EXERCISE DESCRIPTION> Count the lines in the data below where the string "Options" occurs, please, and give the number alone.

============================================================

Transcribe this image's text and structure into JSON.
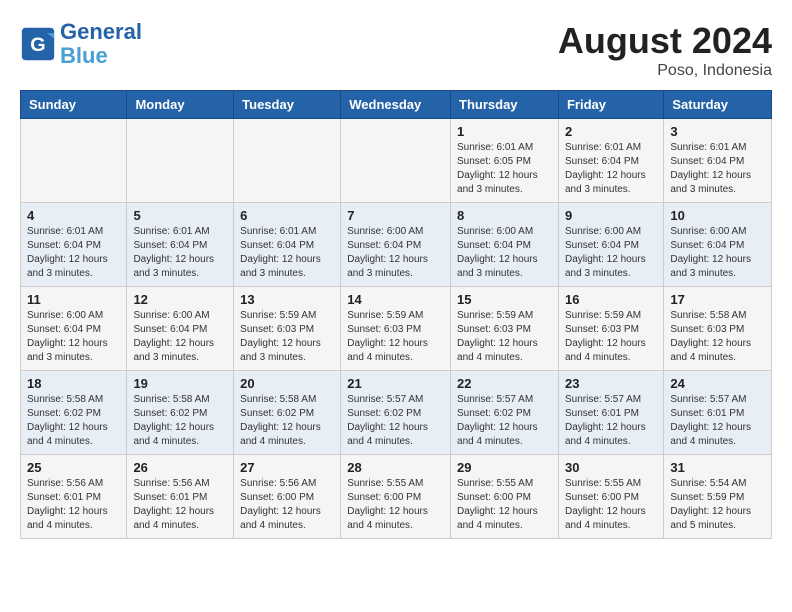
{
  "header": {
    "logo_line1": "General",
    "logo_line2": "Blue",
    "month_year": "August 2024",
    "location": "Poso, Indonesia"
  },
  "weekdays": [
    "Sunday",
    "Monday",
    "Tuesday",
    "Wednesday",
    "Thursday",
    "Friday",
    "Saturday"
  ],
  "weeks": [
    [
      {
        "day": "",
        "info": ""
      },
      {
        "day": "",
        "info": ""
      },
      {
        "day": "",
        "info": ""
      },
      {
        "day": "",
        "info": ""
      },
      {
        "day": "1",
        "info": "Sunrise: 6:01 AM\nSunset: 6:05 PM\nDaylight: 12 hours\nand 3 minutes."
      },
      {
        "day": "2",
        "info": "Sunrise: 6:01 AM\nSunset: 6:04 PM\nDaylight: 12 hours\nand 3 minutes."
      },
      {
        "day": "3",
        "info": "Sunrise: 6:01 AM\nSunset: 6:04 PM\nDaylight: 12 hours\nand 3 minutes."
      }
    ],
    [
      {
        "day": "4",
        "info": "Sunrise: 6:01 AM\nSunset: 6:04 PM\nDaylight: 12 hours\nand 3 minutes."
      },
      {
        "day": "5",
        "info": "Sunrise: 6:01 AM\nSunset: 6:04 PM\nDaylight: 12 hours\nand 3 minutes."
      },
      {
        "day": "6",
        "info": "Sunrise: 6:01 AM\nSunset: 6:04 PM\nDaylight: 12 hours\nand 3 minutes."
      },
      {
        "day": "7",
        "info": "Sunrise: 6:00 AM\nSunset: 6:04 PM\nDaylight: 12 hours\nand 3 minutes."
      },
      {
        "day": "8",
        "info": "Sunrise: 6:00 AM\nSunset: 6:04 PM\nDaylight: 12 hours\nand 3 minutes."
      },
      {
        "day": "9",
        "info": "Sunrise: 6:00 AM\nSunset: 6:04 PM\nDaylight: 12 hours\nand 3 minutes."
      },
      {
        "day": "10",
        "info": "Sunrise: 6:00 AM\nSunset: 6:04 PM\nDaylight: 12 hours\nand 3 minutes."
      }
    ],
    [
      {
        "day": "11",
        "info": "Sunrise: 6:00 AM\nSunset: 6:04 PM\nDaylight: 12 hours\nand 3 minutes."
      },
      {
        "day": "12",
        "info": "Sunrise: 6:00 AM\nSunset: 6:04 PM\nDaylight: 12 hours\nand 3 minutes."
      },
      {
        "day": "13",
        "info": "Sunrise: 5:59 AM\nSunset: 6:03 PM\nDaylight: 12 hours\nand 3 minutes."
      },
      {
        "day": "14",
        "info": "Sunrise: 5:59 AM\nSunset: 6:03 PM\nDaylight: 12 hours\nand 4 minutes."
      },
      {
        "day": "15",
        "info": "Sunrise: 5:59 AM\nSunset: 6:03 PM\nDaylight: 12 hours\nand 4 minutes."
      },
      {
        "day": "16",
        "info": "Sunrise: 5:59 AM\nSunset: 6:03 PM\nDaylight: 12 hours\nand 4 minutes."
      },
      {
        "day": "17",
        "info": "Sunrise: 5:58 AM\nSunset: 6:03 PM\nDaylight: 12 hours\nand 4 minutes."
      }
    ],
    [
      {
        "day": "18",
        "info": "Sunrise: 5:58 AM\nSunset: 6:02 PM\nDaylight: 12 hours\nand 4 minutes."
      },
      {
        "day": "19",
        "info": "Sunrise: 5:58 AM\nSunset: 6:02 PM\nDaylight: 12 hours\nand 4 minutes."
      },
      {
        "day": "20",
        "info": "Sunrise: 5:58 AM\nSunset: 6:02 PM\nDaylight: 12 hours\nand 4 minutes."
      },
      {
        "day": "21",
        "info": "Sunrise: 5:57 AM\nSunset: 6:02 PM\nDaylight: 12 hours\nand 4 minutes."
      },
      {
        "day": "22",
        "info": "Sunrise: 5:57 AM\nSunset: 6:02 PM\nDaylight: 12 hours\nand 4 minutes."
      },
      {
        "day": "23",
        "info": "Sunrise: 5:57 AM\nSunset: 6:01 PM\nDaylight: 12 hours\nand 4 minutes."
      },
      {
        "day": "24",
        "info": "Sunrise: 5:57 AM\nSunset: 6:01 PM\nDaylight: 12 hours\nand 4 minutes."
      }
    ],
    [
      {
        "day": "25",
        "info": "Sunrise: 5:56 AM\nSunset: 6:01 PM\nDaylight: 12 hours\nand 4 minutes."
      },
      {
        "day": "26",
        "info": "Sunrise: 5:56 AM\nSunset: 6:01 PM\nDaylight: 12 hours\nand 4 minutes."
      },
      {
        "day": "27",
        "info": "Sunrise: 5:56 AM\nSunset: 6:00 PM\nDaylight: 12 hours\nand 4 minutes."
      },
      {
        "day": "28",
        "info": "Sunrise: 5:55 AM\nSunset: 6:00 PM\nDaylight: 12 hours\nand 4 minutes."
      },
      {
        "day": "29",
        "info": "Sunrise: 5:55 AM\nSunset: 6:00 PM\nDaylight: 12 hours\nand 4 minutes."
      },
      {
        "day": "30",
        "info": "Sunrise: 5:55 AM\nSunset: 6:00 PM\nDaylight: 12 hours\nand 4 minutes."
      },
      {
        "day": "31",
        "info": "Sunrise: 5:54 AM\nSunset: 5:59 PM\nDaylight: 12 hours\nand 5 minutes."
      }
    ]
  ]
}
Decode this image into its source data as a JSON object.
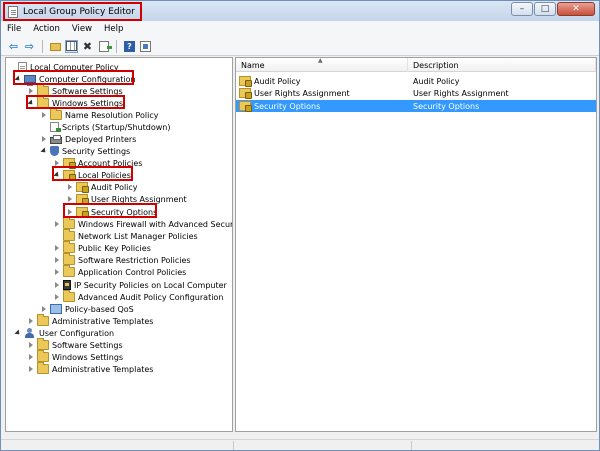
{
  "window": {
    "title": "Local Group Policy Editor",
    "controls": {
      "minimize": "–",
      "maximize": "□",
      "close": "✕"
    }
  },
  "menu": {
    "items": [
      "File",
      "Action",
      "View",
      "Help"
    ]
  },
  "toolbar": {
    "buttons": [
      "back-arrow-icon",
      "forward-arrow-icon",
      "up-folder-icon",
      "show-hide-tree-icon",
      "delete-icon",
      "export-list-icon",
      "help-icon",
      "properties-icon"
    ]
  },
  "tree": {
    "items": [
      {
        "label": "Local Computer Policy",
        "icon": "policy-doc-icon"
      },
      {
        "label": "Computer Configuration",
        "icon": "computer-icon"
      },
      {
        "label": "Software Settings",
        "icon": "folder-icon"
      },
      {
        "label": "Windows Settings",
        "icon": "folder-icon"
      },
      {
        "label": "Name Resolution Policy",
        "icon": "folder-icon"
      },
      {
        "label": "Scripts (Startup/Shutdown)",
        "icon": "script-icon"
      },
      {
        "label": "Deployed Printers",
        "icon": "printer-icon"
      },
      {
        "label": "Security Settings",
        "icon": "security-icon"
      },
      {
        "label": "Account Policies",
        "icon": "folder-lock-icon"
      },
      {
        "label": "Local Policies",
        "icon": "folder-lock-icon"
      },
      {
        "label": "Audit Policy",
        "icon": "folder-lock-icon"
      },
      {
        "label": "User Rights Assignment",
        "icon": "folder-lock-icon"
      },
      {
        "label": "Security Options",
        "icon": "folder-lock-icon"
      },
      {
        "label": "Windows Firewall with Advanced Security",
        "icon": "folder-icon"
      },
      {
        "label": "Network List Manager Policies",
        "icon": "folder-icon"
      },
      {
        "label": "Public Key Policies",
        "icon": "folder-icon"
      },
      {
        "label": "Software Restriction Policies",
        "icon": "folder-icon"
      },
      {
        "label": "Application Control Policies",
        "icon": "folder-icon"
      },
      {
        "label": "IP Security Policies on Local Computer",
        "icon": "ip-security-icon"
      },
      {
        "label": "Advanced Audit Policy Configuration",
        "icon": "folder-icon"
      },
      {
        "label": "Policy-based QoS",
        "icon": "qos-icon"
      },
      {
        "label": "Administrative Templates",
        "icon": "folder-icon"
      },
      {
        "label": "User Configuration",
        "icon": "user-icon"
      },
      {
        "label": "Software Settings",
        "icon": "folder-icon"
      },
      {
        "label": "Windows Settings",
        "icon": "folder-icon"
      },
      {
        "label": "Administrative Templates",
        "icon": "folder-icon"
      }
    ]
  },
  "list": {
    "columns": {
      "name": "Name",
      "description": "Description"
    },
    "rows": [
      {
        "name": "Audit Policy",
        "description": "Audit Policy",
        "selected": false
      },
      {
        "name": "User Rights Assignment",
        "description": "User Rights Assignment",
        "selected": false
      },
      {
        "name": "Security Options",
        "description": "Security Options",
        "selected": true
      }
    ]
  },
  "colors": {
    "highlight_box": "#d00000",
    "selection": "#3399ff"
  }
}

============================================================

SOLUTION BELOW> 3